(Stored entries)
↓

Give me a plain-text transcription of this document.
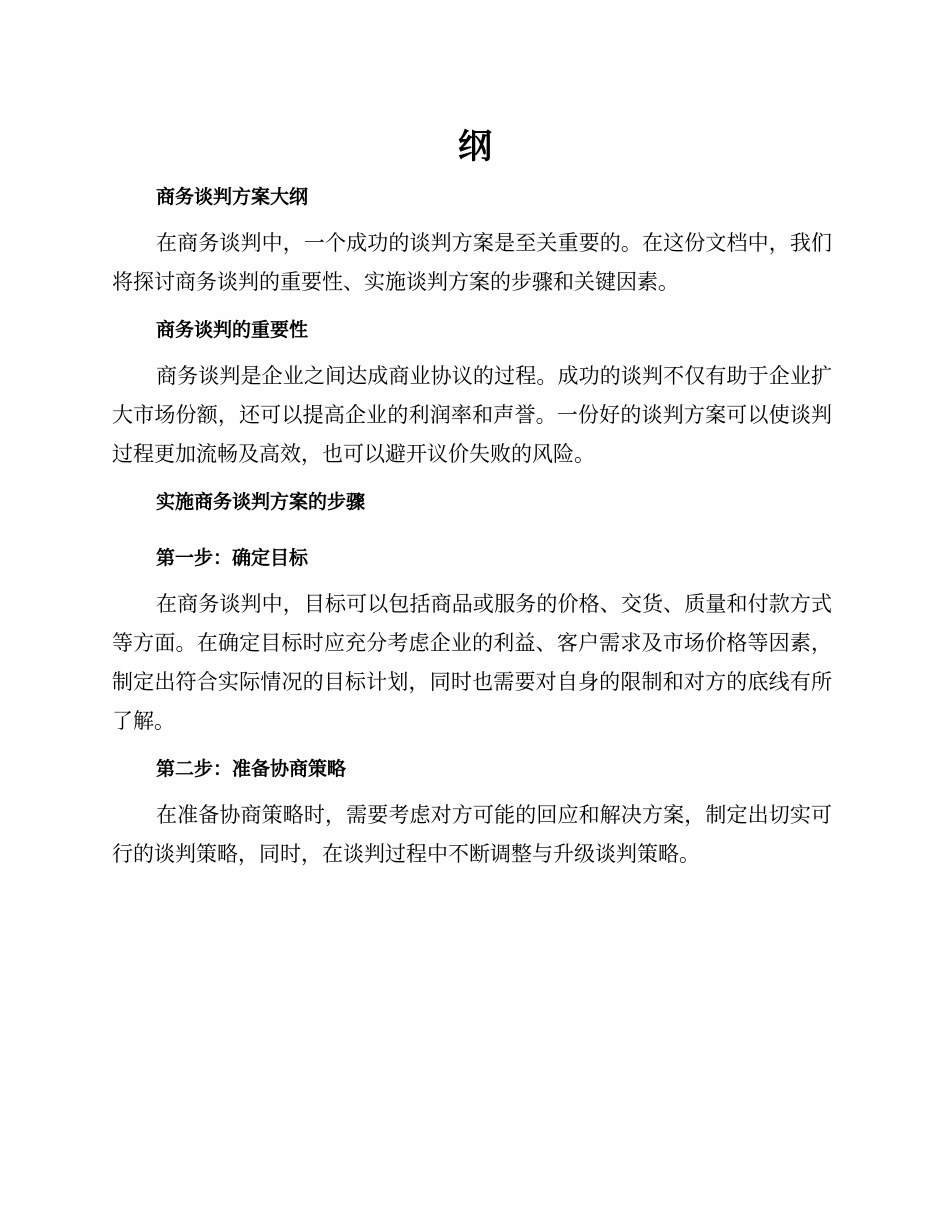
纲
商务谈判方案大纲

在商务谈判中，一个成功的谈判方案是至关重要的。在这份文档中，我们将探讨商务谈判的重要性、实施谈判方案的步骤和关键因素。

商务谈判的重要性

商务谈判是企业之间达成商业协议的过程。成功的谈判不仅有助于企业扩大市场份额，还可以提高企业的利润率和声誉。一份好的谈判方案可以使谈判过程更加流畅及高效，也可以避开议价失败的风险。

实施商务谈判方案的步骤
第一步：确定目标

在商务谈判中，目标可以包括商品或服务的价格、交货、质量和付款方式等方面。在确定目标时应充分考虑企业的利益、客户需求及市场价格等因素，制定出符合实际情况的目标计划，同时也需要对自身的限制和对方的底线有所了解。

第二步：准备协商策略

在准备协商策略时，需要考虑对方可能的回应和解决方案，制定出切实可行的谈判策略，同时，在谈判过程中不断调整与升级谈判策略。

↑

* _DIRECTION_: Look through the entries above and report the number of lines that contain "在商务谈判中". Write only the number.

* _RESPONSE_: 2